Data for the task:
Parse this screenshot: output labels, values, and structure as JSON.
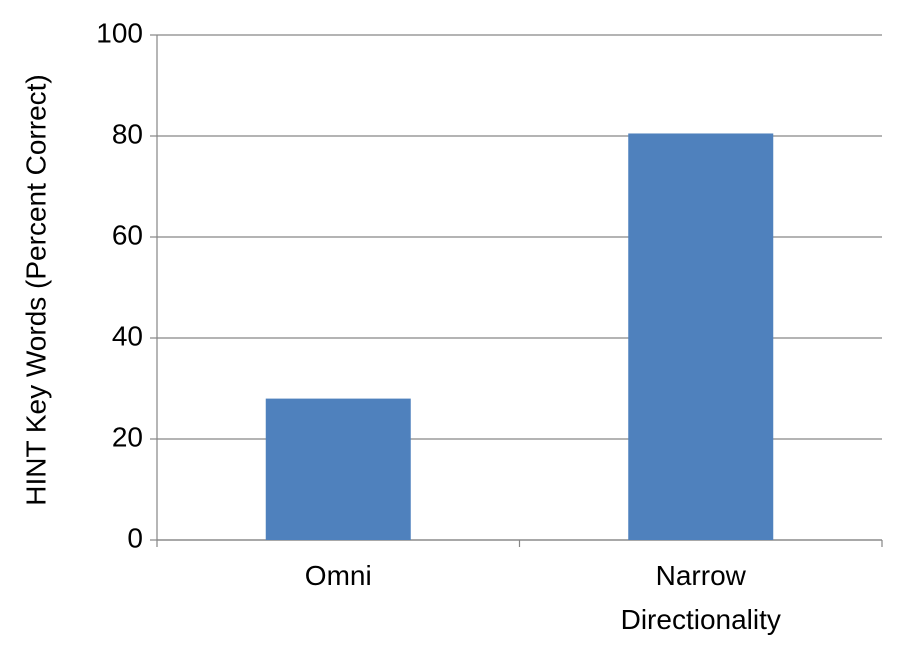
{
  "chart_data": {
    "type": "bar",
    "y_label": "HINT Key Words (Percent Correct)",
    "categories": [
      "Omni",
      "Narrow Directionality"
    ],
    "values": [
      28,
      80.5
    ],
    "color": "#4f81bd",
    "ylim": [
      0,
      100
    ],
    "yticks": [
      0,
      20,
      40,
      60,
      80,
      100
    ],
    "grid": true
  }
}
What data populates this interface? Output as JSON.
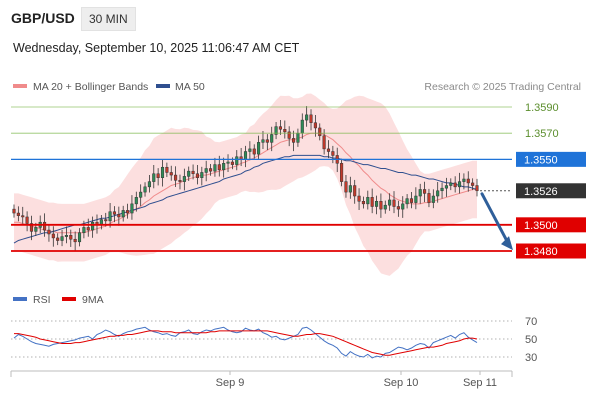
{
  "header": {
    "pair": "GBP/USD",
    "interval": "30 MIN",
    "datetime": "Wednesday, September 10, 2025 11:06:47 AM CET"
  },
  "legend": {
    "ma20_label": "MA 20 + Bollinger Bands",
    "ma20_color": "#f08b8b",
    "ma50_label": "MA 50",
    "ma50_color": "#2f4f8f",
    "credit": "Research © 2025 Trading Central"
  },
  "rsi_legend": {
    "rsi_label": "RSI",
    "rsi_color": "#4472c4",
    "ma9_label": "9MA",
    "ma9_color": "#e00000"
  },
  "chart_data": [
    {
      "type": "candlestick",
      "ylim": [
        1.3466,
        1.36
      ],
      "x_ticks": [
        "Sep 9",
        "Sep 10",
        "Sep 11"
      ],
      "levels": [
        {
          "value": 1.359,
          "label": "1.3590",
          "color": "#7ab648",
          "style": "line-green"
        },
        {
          "value": 1.357,
          "label": "1.3570",
          "color": "#7ab648",
          "style": "line-green"
        },
        {
          "value": 1.355,
          "label": "1.3550",
          "color": "#1f73d8",
          "style": "badge"
        },
        {
          "value": 1.3526,
          "label": "1.3526",
          "color": "#333333",
          "style": "badge-current"
        },
        {
          "value": 1.35,
          "label": "1.3500",
          "color": "#e00000",
          "style": "badge"
        },
        {
          "value": 1.348,
          "label": "1.3480",
          "color": "#e00000",
          "style": "badge"
        }
      ],
      "closes": [
        1.3509,
        1.3507,
        1.3506,
        1.3501,
        1.3495,
        1.3498,
        1.3502,
        1.3496,
        1.3493,
        1.349,
        1.3488,
        1.3491,
        1.3492,
        1.3489,
        1.3487,
        1.3494,
        1.3498,
        1.3496,
        1.3502,
        1.35,
        1.3504,
        1.3503,
        1.351,
        1.3508,
        1.3506,
        1.3511,
        1.3509,
        1.3516,
        1.3521,
        1.3525,
        1.3529,
        1.3533,
        1.3539,
        1.3536,
        1.3544,
        1.354,
        1.3538,
        1.3534,
        1.3533,
        1.3537,
        1.3541,
        1.3539,
        1.3536,
        1.354,
        1.3543,
        1.3541,
        1.3546,
        1.3542,
        1.3547,
        1.3548,
        1.3546,
        1.3552,
        1.355,
        1.3556,
        1.3558,
        1.3554,
        1.3563,
        1.3565,
        1.3563,
        1.3569,
        1.3575,
        1.3573,
        1.3571,
        1.3566,
        1.3563,
        1.357,
        1.358,
        1.3584,
        1.3578,
        1.3574,
        1.3568,
        1.3558,
        1.3556,
        1.3553,
        1.3547,
        1.3533,
        1.3525,
        1.353,
        1.3522,
        1.3518,
        1.3516,
        1.3521,
        1.3514,
        1.3518,
        1.3512,
        1.3515,
        1.3519,
        1.3514,
        1.3512,
        1.3516,
        1.352,
        1.3517,
        1.3522,
        1.3527,
        1.3524,
        1.3517,
        1.3522,
        1.3526,
        1.3528,
        1.353,
        1.3532,
        1.3529,
        1.3533,
        1.3535,
        1.3532,
        1.353,
        1.3526
      ],
      "ma20": [
        1.3502,
        1.3502,
        1.3501,
        1.35,
        1.3499,
        1.3498,
        1.3497,
        1.3496,
        1.3495,
        1.3495,
        1.3494,
        1.3494,
        1.3494,
        1.3494,
        1.3494,
        1.3494,
        1.3494,
        1.3495,
        1.3496,
        1.3497,
        1.3498,
        1.3499,
        1.3501,
        1.3503,
        1.3504,
        1.3506,
        1.3508,
        1.351,
        1.3512,
        1.3514,
        1.3517,
        1.3519,
        1.3522,
        1.3524,
        1.3526,
        1.3528,
        1.353,
        1.3531,
        1.3532,
        1.3534,
        1.3535,
        1.3536,
        1.3537,
        1.3538,
        1.3538,
        1.3539,
        1.354,
        1.3541,
        1.3542,
        1.3543,
        1.3544,
        1.3545,
        1.3547,
        1.3548,
        1.355,
        1.3551,
        1.3553,
        1.3555,
        1.3557,
        1.3559,
        1.3561,
        1.3563,
        1.3564,
        1.3565,
        1.3565,
        1.3566,
        1.3567,
        1.3569,
        1.357,
        1.357,
        1.357,
        1.3569,
        1.3567,
        1.3565,
        1.3562,
        1.3559,
        1.3555,
        1.3552,
        1.3548,
        1.3545,
        1.3541,
        1.3538,
        1.3534,
        1.3531,
        1.3528,
        1.3526,
        1.3523,
        1.3521,
        1.3519,
        1.3518,
        1.3517,
        1.3516,
        1.3516,
        1.3516,
        1.3517,
        1.3517,
        1.3518,
        1.3519,
        1.352,
        1.3521,
        1.3522,
        1.3523,
        1.3524,
        1.3525,
        1.3526,
        1.3527,
        1.3527
      ],
      "ma50": [
        1.3486,
        1.3488,
        1.3489,
        1.349,
        1.3491,
        1.3492,
        1.3493,
        1.3494,
        1.3494,
        1.3495,
        1.3496,
        1.3497,
        1.3498,
        1.3499,
        1.35,
        1.35,
        1.3501,
        1.3502,
        1.3503,
        1.3504,
        1.3505,
        1.3505,
        1.3506,
        1.3507,
        1.3508,
        1.3509,
        1.351,
        1.3511,
        1.3512,
        1.3513,
        1.3514,
        1.3516,
        1.3517,
        1.3518,
        1.3519,
        1.3521,
        1.3522,
        1.3523,
        1.3524,
        1.3525,
        1.3526,
        1.3527,
        1.3528,
        1.3529,
        1.353,
        1.3531,
        1.3532,
        1.3533,
        1.3535,
        1.3536,
        1.3537,
        1.3538,
        1.3539,
        1.3541,
        1.3542,
        1.3544,
        1.3545,
        1.3547,
        1.3548,
        1.3549,
        1.355,
        1.3551,
        1.3552,
        1.3552,
        1.3553,
        1.3553,
        1.3553,
        1.3553,
        1.3553,
        1.3553,
        1.3553,
        1.3552,
        1.3552,
        1.3551,
        1.3551,
        1.355,
        1.3549,
        1.3549,
        1.3548,
        1.3547,
        1.3546,
        1.3546,
        1.3545,
        1.3544,
        1.3543,
        1.3543,
        1.3542,
        1.3541,
        1.354,
        1.354,
        1.3539,
        1.3538,
        1.3538,
        1.3537,
        1.3536,
        1.3535,
        1.3535,
        1.3534,
        1.3533,
        1.3532,
        1.3532,
        1.3531,
        1.353,
        1.3529,
        1.3529,
        1.3528,
        1.3527
      ]
    },
    {
      "type": "line",
      "name": "RSI",
      "ylim": [
        25,
        75
      ],
      "y_ticks": [
        70,
        50,
        30
      ],
      "rsi": [
        51,
        55,
        53,
        50,
        47,
        45,
        44,
        43,
        42,
        44,
        45,
        46,
        47,
        48,
        49,
        51,
        52,
        53,
        50,
        55,
        57,
        60,
        58,
        55,
        53,
        56,
        58,
        59,
        61,
        62,
        63,
        60,
        58,
        57,
        55,
        56,
        54,
        53,
        57,
        58,
        60,
        56,
        55,
        58,
        60,
        59,
        61,
        62,
        63,
        60,
        58,
        57,
        58,
        62,
        60,
        59,
        61,
        57,
        55,
        52,
        53,
        50,
        49,
        51,
        53,
        55,
        62,
        63,
        60,
        56,
        52,
        48,
        45,
        43,
        40,
        34,
        31,
        36,
        33,
        31,
        30,
        33,
        29,
        31,
        30,
        34,
        35,
        38,
        41,
        40,
        38,
        40,
        43,
        45,
        44,
        40,
        46,
        48,
        50,
        52,
        54,
        51,
        55,
        57,
        52,
        49,
        46
      ],
      "ma9": [
        56,
        56,
        55,
        54,
        53,
        52,
        50,
        49,
        48,
        47,
        46,
        45,
        45,
        45,
        46,
        46,
        47,
        48,
        49,
        50,
        51,
        52,
        53,
        53,
        54,
        54,
        55,
        55,
        56,
        57,
        58,
        59,
        59,
        59,
        58,
        58,
        58,
        57,
        57,
        57,
        57,
        57,
        57,
        57,
        57,
        58,
        58,
        59,
        59,
        59,
        59,
        59,
        59,
        59,
        59,
        59,
        59,
        59,
        59,
        58,
        57,
        56,
        55,
        54,
        53,
        53,
        54,
        55,
        55,
        56,
        56,
        55,
        54,
        53,
        51,
        49,
        47,
        45,
        43,
        41,
        39,
        37,
        35,
        34,
        33,
        32,
        32,
        33,
        34,
        35,
        36,
        37,
        38,
        39,
        40,
        41,
        41,
        42,
        43,
        45,
        46,
        47,
        48,
        50,
        51,
        51,
        50
      ]
    }
  ]
}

Instruction: Search the preceding listing for "JSON" and extract every line where it is found.

Result for this task:
Parse this screenshot: output labels, values, and structure as JSON.
What data populates this interface? Output as JSON.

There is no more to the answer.